All entries below are to be set down again exactly as given.

Transcribed page data:
□ □ □ □ □ □ □

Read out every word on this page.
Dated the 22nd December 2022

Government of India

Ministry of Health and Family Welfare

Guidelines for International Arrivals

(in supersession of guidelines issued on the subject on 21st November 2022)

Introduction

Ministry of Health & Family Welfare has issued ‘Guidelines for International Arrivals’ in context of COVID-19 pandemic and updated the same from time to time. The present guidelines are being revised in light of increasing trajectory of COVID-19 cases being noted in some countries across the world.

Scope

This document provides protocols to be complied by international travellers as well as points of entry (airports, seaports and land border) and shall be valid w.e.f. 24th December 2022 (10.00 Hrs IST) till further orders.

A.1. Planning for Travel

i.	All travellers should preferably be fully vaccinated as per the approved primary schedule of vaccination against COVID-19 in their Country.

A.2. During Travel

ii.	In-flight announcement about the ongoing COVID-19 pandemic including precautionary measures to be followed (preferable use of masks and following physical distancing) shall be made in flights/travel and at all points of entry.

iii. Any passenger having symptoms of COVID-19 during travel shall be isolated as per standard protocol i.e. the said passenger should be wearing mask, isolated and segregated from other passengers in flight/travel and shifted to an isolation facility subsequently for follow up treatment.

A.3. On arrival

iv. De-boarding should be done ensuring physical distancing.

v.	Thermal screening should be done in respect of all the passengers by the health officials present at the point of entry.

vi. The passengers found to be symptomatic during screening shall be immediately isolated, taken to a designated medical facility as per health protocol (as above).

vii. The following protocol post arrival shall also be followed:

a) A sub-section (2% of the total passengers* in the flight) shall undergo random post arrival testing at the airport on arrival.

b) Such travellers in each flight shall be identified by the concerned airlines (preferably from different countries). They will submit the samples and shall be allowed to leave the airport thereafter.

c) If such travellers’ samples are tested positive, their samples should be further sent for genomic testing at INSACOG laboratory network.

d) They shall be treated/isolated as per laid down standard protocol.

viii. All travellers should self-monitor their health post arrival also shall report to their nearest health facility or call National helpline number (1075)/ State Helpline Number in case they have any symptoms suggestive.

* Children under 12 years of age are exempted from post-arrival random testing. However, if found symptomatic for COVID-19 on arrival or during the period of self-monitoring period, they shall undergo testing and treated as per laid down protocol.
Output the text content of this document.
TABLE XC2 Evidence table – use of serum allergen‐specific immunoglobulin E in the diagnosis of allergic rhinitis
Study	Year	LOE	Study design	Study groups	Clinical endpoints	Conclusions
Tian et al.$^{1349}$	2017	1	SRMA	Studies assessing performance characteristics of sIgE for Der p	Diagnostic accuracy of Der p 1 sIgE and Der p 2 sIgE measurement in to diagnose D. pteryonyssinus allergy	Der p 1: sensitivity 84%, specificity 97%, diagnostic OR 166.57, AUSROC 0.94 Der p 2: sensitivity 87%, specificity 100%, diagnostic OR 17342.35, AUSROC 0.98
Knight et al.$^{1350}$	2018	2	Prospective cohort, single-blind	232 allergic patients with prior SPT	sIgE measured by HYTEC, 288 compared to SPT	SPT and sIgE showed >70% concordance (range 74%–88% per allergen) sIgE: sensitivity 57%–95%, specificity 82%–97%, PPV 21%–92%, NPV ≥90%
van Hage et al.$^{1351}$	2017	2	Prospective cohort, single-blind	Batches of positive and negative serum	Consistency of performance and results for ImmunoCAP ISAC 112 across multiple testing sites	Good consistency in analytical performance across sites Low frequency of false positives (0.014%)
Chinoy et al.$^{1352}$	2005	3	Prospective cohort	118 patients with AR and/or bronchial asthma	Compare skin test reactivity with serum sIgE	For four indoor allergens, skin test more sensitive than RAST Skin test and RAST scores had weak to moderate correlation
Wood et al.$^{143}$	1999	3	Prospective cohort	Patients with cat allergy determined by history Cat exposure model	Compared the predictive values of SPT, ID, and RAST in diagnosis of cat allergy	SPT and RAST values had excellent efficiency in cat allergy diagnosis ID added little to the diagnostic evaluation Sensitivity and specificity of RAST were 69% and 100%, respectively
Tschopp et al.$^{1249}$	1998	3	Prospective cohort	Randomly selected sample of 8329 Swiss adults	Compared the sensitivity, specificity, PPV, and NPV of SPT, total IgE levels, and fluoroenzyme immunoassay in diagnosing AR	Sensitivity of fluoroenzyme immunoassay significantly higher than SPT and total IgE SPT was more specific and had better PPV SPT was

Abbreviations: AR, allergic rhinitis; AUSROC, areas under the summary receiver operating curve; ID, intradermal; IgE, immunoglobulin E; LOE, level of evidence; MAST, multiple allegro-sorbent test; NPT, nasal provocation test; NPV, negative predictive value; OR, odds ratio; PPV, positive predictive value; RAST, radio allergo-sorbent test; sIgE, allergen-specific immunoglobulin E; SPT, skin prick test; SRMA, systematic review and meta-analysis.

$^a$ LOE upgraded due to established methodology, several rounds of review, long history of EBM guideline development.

□ □ □ □ □ □ □

* EXERCISE RESULT
Read out every word on this page.
Dated the 22nd December 2022

Government of India

Ministry of Health and Family Welfare

Guidelines for International Arrivals

(in supersession of guidelines issued on the subject on 21st November 2022)

Introduction

Ministry of Health & Family Welfare has issued ‘Guidelines for International Arrivals’ in context of COVID-19 pandemic and updated the same from time to time. The present guidelines are being revised in light of increasing trajectory of COVID-19 cases being noted in some countries across the world.

Scope

This document provides protocols to be complied by international travellers as well as points of entry (airports, seaports and land border) and shall be valid w.e.f. 24th December 2022 (10.00 Hrs IST) till further orders.

A.1. Planning for Travel

i.	All travellers should preferably be fully vaccinated as per the approved primary schedule of vaccination against COVID-19 in their Country.

A.2. During Travel

ii.	In-flight announcement about the ongoing COVID-19 pandemic including precautionary measures to be followed (preferable use of masks and following physical distancing) shall be made in flights/travel and at all points of entry.

iii. Any passenger having symptoms of COVID-19 during travel shall be isolated as per standard protocol i.e. the said passenger should be wearing mask, isolated and segregated from other passengers in flight/travel and shifted to an isolation facility subsequently for follow up treatment.

A.3. On arrival

iv. De-boarding should be done ensuring physical distancing.

v.	Thermal screening should be done in respect of all the passengers by the health officials present at the point of entry.

vi. The passengers found to be symptomatic during screening shall be immediately isolated, taken to a designated medical facility as per health protocol (as above).

vii. The following protocol post arrival shall also be followed:

a) A sub-section (2% of the total passengers* in the flight) shall undergo random post arrival testing at the airport on arrival.

b) Such travellers in each flight shall be identified by the concerned airlines (preferably from different countries). They will submit the samples and shall be allowed to leave the airport thereafter.

c) If such travellers’ samples are tested positive, their samples should be further sent for genomic testing at INSACOG laboratory network.

d) They shall be treated/isolated as per laid down standard protocol.

viii. All travellers should self-monitor their health post arrival also shall report to their nearest health facility or call National helpline number (1075)/ State Helpline Number in case they have any symptoms suggestive.

* Children under 12 years of age are exempted from post-arrival random testing. However, if found symptomatic for COVID-19 on arrival or during the period of self-monitoring period, they shall undergo testing and treated as per laid down protocol.
Output the text content of this document.
TABLE XC2 Evidence table – use of serum allergen‐specific immunoglobulin E in the diagnosis of allergic rhinitis
Study	Year	LOE	Study design	Study groups	Clinical endpoints	Conclusions
Tian et al.$^{1349}$	2017	1	SRMA	Studies assessing performance characteristics of sIgE for Der p	Diagnostic accuracy of Der p 1 sIgE and Der p 2 sIgE measurement in to diagnose D. pteryonyssinus allergy	Der p 1: sensitivity 84%, specificity 97%, diagnostic OR 166.57, AUSROC 0.94 Der p 2: sensitivity 87%, specificity 100%, diagnostic OR 17342.35, AUSROC 0.98
Knight et al.$^{1350}$	2018	2	Prospective cohort, single-blind	232 allergic patients with prior SPT	sIgE measured by HYTEC, 288 compared to SPT	SPT and sIgE showed >70% concordance (range 74%–88% per allergen) sIgE: sensitivity 57%–95%, specificity 82%–97%, PPV 21%–92%, NPV ≥90%
van Hage et al.$^{1351}$	2017	2	Prospective cohort, single-blind	Batches of positive and negative serum	Consistency of performance and results for ImmunoCAP ISAC 112 across multiple testing sites	Good consistency in analytical performance across sites Low frequency of false positives (0.014%)
Chinoy et al.$^{1352}$	2005	3	Prospective cohort	118 patients with AR and/or bronchial asthma	Compare skin test reactivity with serum sIgE	For four indoor allergens, skin test more sensitive than RAST Skin test and RAST scores had weak to moderate correlation
Wood et al.$^{143}$	1999	3	Prospective cohort	Patients with cat allergy determined by history Cat exposure model	Compared the predictive values of SPT, ID, and RAST in diagnosis of cat allergy	SPT and RAST values had excellent efficiency in cat allergy diagnosis ID added little to the diagnostic evaluation Sensitivity and specificity of RAST were 69% and 100%, respectively
Tschopp et al.$^{1249}$	1998	3	Prospective cohort	Randomly selected sample of 8329 Swiss adults	Compared the sensitivity, specificity, PPV, and NPV of SPT, total IgE levels, and fluoroenzyme immunoassay in diagnosing AR	Sensitivity of fluoroenzyme immunoassay significantly higher than SPT and total IgE SPT was more specific and had better PPV SPT was

Abbreviations: AR, allergic rhinitis; AUSROC, areas under the summary receiver operating curve; ID, intradermal; IgE, immunoglobulin E; LOE, level of evidence; MAST, multiple allegro-sorbent test; NPT, nasal provocation test; NPV, negative predictive value; OR, odds ratio; PPV, positive predictive value; RAST, radio allergo-sorbent test; sIgE, allergen-specific immunoglobulin E; SPT, skin prick test; SRMA, systematic review and meta-analysis.

$^a$ LOE upgraded due to established methodology, several rounds of review, long history of EBM guideline development.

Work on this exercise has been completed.